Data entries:
====================

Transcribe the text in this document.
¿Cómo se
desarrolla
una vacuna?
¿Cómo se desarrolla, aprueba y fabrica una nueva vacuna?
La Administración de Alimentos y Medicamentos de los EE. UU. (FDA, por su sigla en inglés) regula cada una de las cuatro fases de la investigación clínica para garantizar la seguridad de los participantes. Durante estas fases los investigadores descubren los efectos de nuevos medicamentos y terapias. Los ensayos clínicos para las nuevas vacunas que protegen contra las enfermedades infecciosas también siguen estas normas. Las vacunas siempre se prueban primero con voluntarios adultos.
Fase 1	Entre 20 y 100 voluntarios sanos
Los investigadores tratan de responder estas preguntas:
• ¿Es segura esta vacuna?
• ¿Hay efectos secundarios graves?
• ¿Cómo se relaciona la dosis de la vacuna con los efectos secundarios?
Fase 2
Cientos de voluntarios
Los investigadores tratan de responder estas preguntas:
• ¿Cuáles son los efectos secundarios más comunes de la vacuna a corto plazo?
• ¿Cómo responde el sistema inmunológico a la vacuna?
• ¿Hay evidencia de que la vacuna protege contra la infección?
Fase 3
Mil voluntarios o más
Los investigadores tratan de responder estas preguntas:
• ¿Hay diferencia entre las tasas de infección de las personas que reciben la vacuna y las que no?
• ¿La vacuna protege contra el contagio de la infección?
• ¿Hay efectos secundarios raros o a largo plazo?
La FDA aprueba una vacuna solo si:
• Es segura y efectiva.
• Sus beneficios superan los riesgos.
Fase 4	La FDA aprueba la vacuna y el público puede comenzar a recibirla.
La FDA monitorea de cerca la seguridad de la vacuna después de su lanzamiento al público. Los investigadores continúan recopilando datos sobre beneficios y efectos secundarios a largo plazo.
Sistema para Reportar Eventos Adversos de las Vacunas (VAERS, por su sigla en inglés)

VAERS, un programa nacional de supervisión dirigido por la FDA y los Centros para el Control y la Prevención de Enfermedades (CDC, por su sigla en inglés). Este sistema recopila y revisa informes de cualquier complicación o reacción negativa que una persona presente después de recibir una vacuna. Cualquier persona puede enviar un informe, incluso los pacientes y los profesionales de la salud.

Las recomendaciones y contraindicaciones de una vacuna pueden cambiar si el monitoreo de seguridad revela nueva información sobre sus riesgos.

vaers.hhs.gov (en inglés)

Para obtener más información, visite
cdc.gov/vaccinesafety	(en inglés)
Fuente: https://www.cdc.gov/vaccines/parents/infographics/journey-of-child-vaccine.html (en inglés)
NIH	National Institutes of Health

====================

> TASK OBJECTIVE:
Pick out every line with the string "beneficios" and copy it.

> ANSWER TO THIS PROBLEM:
• Sus beneficios superan los riesgos.
La FDA monitorea de cerca la seguridad de la vacuna después de su lanzamiento al público. Los investigadores continúan recopilando datos sobre beneficios y efectos secundarios a largo plazo.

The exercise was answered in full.